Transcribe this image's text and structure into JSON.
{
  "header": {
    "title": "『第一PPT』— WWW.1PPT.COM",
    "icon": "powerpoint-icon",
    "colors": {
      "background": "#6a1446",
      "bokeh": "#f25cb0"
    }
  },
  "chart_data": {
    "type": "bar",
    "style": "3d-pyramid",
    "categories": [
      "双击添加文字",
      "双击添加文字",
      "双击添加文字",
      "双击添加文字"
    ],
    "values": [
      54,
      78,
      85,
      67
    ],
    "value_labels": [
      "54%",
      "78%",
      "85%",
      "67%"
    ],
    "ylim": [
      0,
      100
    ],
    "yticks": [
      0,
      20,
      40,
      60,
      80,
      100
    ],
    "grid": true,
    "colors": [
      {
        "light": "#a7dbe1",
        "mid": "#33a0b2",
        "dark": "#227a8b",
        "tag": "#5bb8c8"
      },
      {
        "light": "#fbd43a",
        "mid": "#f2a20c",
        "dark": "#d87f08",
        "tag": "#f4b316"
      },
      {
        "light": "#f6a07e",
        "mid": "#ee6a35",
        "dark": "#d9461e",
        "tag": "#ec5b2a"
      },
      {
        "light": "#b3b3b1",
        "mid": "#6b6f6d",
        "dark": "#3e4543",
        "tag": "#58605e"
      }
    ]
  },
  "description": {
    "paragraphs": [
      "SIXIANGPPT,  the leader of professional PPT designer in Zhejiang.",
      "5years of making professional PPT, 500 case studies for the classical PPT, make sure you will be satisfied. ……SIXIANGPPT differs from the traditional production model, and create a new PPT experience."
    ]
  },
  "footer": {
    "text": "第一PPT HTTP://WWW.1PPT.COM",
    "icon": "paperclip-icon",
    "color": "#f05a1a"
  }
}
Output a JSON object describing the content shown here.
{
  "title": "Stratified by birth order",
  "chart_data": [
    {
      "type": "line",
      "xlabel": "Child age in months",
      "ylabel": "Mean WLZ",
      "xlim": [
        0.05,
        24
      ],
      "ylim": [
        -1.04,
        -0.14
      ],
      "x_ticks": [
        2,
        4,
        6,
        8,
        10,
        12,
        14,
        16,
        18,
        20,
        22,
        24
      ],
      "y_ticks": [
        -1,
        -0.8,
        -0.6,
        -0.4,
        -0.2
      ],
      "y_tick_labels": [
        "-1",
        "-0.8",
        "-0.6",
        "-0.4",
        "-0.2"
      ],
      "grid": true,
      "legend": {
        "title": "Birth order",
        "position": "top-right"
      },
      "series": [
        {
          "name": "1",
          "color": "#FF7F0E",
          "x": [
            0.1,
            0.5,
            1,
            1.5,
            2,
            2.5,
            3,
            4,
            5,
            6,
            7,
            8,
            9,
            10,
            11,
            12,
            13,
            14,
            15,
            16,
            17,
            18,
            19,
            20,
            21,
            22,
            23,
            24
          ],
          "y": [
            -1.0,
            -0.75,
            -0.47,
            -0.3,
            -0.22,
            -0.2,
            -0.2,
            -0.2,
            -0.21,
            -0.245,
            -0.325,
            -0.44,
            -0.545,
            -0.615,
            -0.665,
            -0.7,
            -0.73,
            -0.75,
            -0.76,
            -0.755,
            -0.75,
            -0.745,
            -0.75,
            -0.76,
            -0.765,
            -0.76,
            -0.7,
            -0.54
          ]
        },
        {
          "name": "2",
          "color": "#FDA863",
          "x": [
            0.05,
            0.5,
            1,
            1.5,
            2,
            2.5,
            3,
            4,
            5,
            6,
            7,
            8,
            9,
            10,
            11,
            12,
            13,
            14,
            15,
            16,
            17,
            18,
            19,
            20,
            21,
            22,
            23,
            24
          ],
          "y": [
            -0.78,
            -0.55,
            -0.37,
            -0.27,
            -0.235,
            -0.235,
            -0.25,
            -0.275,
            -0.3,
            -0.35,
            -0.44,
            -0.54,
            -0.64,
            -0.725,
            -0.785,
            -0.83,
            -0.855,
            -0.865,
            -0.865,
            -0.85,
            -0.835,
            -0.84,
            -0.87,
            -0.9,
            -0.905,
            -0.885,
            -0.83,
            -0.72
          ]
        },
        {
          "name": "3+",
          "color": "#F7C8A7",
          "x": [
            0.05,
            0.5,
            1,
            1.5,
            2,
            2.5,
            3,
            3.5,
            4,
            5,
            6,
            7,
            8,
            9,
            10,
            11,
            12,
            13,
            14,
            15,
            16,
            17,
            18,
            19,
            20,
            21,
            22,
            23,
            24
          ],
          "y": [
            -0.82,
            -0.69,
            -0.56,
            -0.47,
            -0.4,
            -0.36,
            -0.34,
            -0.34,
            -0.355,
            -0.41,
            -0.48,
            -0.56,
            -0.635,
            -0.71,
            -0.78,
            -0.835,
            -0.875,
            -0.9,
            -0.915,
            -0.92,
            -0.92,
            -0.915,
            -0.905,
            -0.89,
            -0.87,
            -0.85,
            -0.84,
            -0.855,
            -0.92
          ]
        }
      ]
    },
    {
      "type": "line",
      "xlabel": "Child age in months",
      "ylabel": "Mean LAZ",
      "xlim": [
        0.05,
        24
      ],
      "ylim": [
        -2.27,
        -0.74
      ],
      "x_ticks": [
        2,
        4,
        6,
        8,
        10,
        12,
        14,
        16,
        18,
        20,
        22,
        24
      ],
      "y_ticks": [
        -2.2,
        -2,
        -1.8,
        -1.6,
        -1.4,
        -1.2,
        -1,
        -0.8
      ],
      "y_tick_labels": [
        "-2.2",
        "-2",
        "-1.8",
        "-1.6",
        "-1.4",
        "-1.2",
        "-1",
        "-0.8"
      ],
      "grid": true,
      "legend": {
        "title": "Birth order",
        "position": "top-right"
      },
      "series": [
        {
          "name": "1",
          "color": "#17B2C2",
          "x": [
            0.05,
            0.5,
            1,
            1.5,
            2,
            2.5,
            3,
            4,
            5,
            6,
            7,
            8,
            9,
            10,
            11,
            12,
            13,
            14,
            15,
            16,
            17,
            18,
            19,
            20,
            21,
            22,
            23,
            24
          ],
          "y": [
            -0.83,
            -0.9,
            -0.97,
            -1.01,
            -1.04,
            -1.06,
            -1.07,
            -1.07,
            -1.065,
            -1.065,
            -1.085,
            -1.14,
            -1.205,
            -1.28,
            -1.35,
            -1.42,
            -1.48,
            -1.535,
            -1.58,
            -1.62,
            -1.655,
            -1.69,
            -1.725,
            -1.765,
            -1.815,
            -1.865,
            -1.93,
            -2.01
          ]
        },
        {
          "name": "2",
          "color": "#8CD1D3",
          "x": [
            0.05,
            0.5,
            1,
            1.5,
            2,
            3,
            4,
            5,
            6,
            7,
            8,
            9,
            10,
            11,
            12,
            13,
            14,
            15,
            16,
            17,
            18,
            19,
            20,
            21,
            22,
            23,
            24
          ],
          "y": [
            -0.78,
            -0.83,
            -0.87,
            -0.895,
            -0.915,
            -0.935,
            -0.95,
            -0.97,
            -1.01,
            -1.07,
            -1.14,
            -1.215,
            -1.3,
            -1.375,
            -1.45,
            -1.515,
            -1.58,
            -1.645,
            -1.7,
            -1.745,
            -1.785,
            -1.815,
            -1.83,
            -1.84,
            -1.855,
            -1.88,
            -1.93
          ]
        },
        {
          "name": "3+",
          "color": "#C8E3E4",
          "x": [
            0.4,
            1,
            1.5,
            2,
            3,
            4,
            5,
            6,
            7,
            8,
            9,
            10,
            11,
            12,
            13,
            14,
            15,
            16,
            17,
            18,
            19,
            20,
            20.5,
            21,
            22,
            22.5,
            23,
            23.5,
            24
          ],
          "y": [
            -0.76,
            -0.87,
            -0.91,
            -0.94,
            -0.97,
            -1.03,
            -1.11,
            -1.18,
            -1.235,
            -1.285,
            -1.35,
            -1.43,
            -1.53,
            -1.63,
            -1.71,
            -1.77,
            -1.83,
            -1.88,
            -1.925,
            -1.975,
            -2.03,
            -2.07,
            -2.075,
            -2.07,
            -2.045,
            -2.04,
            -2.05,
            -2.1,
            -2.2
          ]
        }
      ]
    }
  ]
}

### [EXERCISE DIRECTIONS]
Extract all lines from the material above that include the word "icon".

### [EXPECTED ANSWER]
    "icon": "powerpoint-icon",
    "icon": "paperclip-icon",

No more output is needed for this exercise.